▶ _Problem to solve_:
Set down exactly the lines that run from the line with "Transcribe the text in this document." to the end of the data, and nothing else.

▶ _Dataset extract_:
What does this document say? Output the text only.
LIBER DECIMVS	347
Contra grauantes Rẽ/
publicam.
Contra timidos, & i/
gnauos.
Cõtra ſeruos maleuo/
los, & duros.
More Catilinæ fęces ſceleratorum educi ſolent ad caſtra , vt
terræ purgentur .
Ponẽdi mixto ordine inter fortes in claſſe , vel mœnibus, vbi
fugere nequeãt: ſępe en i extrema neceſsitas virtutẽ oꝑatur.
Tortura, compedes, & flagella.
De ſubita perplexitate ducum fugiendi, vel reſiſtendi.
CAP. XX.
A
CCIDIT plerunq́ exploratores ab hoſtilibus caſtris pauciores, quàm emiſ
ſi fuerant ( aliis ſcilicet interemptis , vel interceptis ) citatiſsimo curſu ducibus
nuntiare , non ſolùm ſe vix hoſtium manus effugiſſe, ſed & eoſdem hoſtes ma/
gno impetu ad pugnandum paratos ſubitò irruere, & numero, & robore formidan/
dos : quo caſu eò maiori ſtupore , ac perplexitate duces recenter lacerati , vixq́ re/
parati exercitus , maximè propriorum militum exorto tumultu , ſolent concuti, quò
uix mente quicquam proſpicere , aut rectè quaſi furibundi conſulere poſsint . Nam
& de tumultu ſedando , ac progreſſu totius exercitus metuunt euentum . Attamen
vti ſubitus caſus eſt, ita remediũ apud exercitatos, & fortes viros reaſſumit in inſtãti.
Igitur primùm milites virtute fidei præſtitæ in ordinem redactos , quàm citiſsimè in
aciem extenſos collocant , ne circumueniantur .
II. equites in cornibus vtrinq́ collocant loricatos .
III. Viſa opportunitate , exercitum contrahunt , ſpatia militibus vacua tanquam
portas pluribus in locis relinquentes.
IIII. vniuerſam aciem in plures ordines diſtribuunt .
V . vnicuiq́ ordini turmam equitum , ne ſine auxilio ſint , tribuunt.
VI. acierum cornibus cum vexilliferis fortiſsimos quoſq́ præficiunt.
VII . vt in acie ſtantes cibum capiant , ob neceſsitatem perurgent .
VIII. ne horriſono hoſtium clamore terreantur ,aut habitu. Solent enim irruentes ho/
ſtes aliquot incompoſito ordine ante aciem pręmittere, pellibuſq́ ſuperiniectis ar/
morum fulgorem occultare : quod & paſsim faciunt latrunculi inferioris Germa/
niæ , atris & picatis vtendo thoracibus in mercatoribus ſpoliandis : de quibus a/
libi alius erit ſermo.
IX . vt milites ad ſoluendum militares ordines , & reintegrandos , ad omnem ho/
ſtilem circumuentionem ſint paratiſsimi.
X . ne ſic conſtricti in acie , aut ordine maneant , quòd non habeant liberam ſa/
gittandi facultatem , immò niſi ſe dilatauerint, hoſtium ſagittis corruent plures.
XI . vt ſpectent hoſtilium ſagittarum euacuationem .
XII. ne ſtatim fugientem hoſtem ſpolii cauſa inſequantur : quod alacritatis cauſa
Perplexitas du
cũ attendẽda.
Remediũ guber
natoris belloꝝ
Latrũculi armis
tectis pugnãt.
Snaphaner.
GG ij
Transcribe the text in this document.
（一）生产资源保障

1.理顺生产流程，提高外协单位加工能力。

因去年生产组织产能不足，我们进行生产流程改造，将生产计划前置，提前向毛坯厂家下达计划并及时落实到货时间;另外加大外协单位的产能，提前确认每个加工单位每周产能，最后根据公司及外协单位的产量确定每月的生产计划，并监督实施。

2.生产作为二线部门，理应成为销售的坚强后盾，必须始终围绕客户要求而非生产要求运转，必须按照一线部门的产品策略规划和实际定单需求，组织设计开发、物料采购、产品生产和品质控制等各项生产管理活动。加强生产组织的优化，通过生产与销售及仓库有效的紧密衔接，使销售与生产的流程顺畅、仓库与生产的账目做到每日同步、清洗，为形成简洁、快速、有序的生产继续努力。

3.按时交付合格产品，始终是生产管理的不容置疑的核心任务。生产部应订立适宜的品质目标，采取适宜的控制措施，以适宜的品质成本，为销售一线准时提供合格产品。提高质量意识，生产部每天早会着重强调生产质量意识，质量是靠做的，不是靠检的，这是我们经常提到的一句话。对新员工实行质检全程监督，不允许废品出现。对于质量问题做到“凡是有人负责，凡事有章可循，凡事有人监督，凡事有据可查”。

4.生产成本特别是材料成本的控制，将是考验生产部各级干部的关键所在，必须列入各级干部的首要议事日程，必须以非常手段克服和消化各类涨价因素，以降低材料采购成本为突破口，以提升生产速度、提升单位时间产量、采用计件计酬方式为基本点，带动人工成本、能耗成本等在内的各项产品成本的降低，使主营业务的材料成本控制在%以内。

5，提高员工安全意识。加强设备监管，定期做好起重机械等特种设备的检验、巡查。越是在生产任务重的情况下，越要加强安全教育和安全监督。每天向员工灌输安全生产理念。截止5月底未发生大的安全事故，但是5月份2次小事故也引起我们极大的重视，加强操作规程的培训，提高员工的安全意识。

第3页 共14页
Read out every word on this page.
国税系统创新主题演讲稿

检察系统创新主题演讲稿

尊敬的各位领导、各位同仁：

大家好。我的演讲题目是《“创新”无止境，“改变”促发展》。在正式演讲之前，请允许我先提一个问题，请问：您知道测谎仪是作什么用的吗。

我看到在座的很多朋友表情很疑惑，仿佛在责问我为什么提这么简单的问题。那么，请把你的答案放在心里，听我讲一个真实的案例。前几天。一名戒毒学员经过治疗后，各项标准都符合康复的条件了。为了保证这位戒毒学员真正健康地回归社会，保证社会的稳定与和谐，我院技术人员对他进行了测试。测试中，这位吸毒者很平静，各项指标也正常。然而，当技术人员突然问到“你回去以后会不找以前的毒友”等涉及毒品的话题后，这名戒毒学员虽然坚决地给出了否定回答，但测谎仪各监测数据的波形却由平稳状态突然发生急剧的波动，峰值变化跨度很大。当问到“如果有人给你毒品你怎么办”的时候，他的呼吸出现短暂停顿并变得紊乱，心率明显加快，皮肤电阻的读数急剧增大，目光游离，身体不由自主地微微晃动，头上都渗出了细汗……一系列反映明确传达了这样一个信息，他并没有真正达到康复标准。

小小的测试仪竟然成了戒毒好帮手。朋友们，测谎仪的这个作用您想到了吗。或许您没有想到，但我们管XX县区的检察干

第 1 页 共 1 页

▶ _Exercise output_:
Transcribe the text in this document.
（一）生产资源保障

1.理顺生产流程，提高外协单位加工能力。

因去年生产组织产能不足，我们进行生产流程改造，将生产计划前置，提前向毛坯厂家下达计划并及时落实到货时间;另外加大外协单位的产能，提前确认每个加工单位每周产能，最后根据公司及外协单位的产量确定每月的生产计划，并监督实施。

2.生产作为二线部门，理应成为销售的坚强后盾，必须始终围绕客户要求而非生产要求运转，必须按照一线部门的产品策略规划和实际定单需求，组织设计开发、物料采购、产品生产和品质控制等各项生产管理活动。加强生产组织的优化，通过生产与销售及仓库有效的紧密衔接，使销售与生产的流程顺畅、仓库与生产的账目做到每日同步、清洗，为形成简洁、快速、有序的生产继续努力。

3.按时交付合格产品，始终是生产管理的不容置疑的核心任务。生产部应订立适宜的品质目标，采取适宜的控制措施，以适宜的品质成本，为销售一线准时提供合格产品。提高质量意识，生产部每天早会着重强调生产质量意识，质量是靠做的，不是靠检的，这是我们经常提到的一句话。对新员工实行质检全程监督，不允许废品出现。对于质量问题做到“凡是有人负责，凡事有章可循，凡事有人监督，凡事有据可查”。

4.生产成本特别是材料成本的控制，将是考验生产部各级干部的关键所在，必须列入各级干部的首要议事日程，必须以非常手段克服和消化各类涨价因素，以降低材料采购成本为突破口，以提升生产速度、提升单位时间产量、采用计件计酬方式为基本点，带动人工成本、能耗成本等在内的各项产品成本的降低，使主营业务的材料成本控制在%以内。

5，提高员工安全意识。加强设备监管，定期做好起重机械等特种设备的检验、巡查。越是在生产任务重的情况下，越要加强安全教育和安全监督。每天向员工灌输安全生产理念。截止5月底未发生大的安全事故，但是5月份2次小事故也引起我们极大的重视，加强操作规程的培训，提高员工的安全意识。

第3页 共14页
Read out every word on this page.
国税系统创新主题演讲稿

检察系统创新主题演讲稿

尊敬的各位领导、各位同仁：

大家好。我的演讲题目是《“创新”无止境，“改变”促发展》。在正式演讲之前，请允许我先提一个问题，请问：您知道测谎仪是作什么用的吗。

我看到在座的很多朋友表情很疑惑，仿佛在责问我为什么提这么简单的问题。那么，请把你的答案放在心里，听我讲一个真实的案例。前几天。一名戒毒学员经过治疗后，各项标准都符合康复的条件了。为了保证这位戒毒学员真正健康地回归社会，保证社会的稳定与和谐，我院技术人员对他进行了测试。测试中，这位吸毒者很平静，各项指标也正常。然而，当技术人员突然问到“你回去以后会不找以前的毒友”等涉及毒品的话题后，这名戒毒学员虽然坚决地给出了否定回答，但测谎仪各监测数据的波形却由平稳状态突然发生急剧的波动，峰值变化跨度很大。当问到“如果有人给你毒品你怎么办”的时候，他的呼吸出现短暂停顿并变得紊乱，心率明显加快，皮肤电阻的读数急剧增大，目光游离，身体不由自主地微微晃动，头上都渗出了细汗……一系列反映明确传达了这样一个信息，他并没有真正达到康复标准。

小小的测试仪竟然成了戒毒好帮手。朋友们，测谎仪的这个作用您想到了吗。或许您没有想到，但我们管XX县区的检察干

第 1 页 共 1 页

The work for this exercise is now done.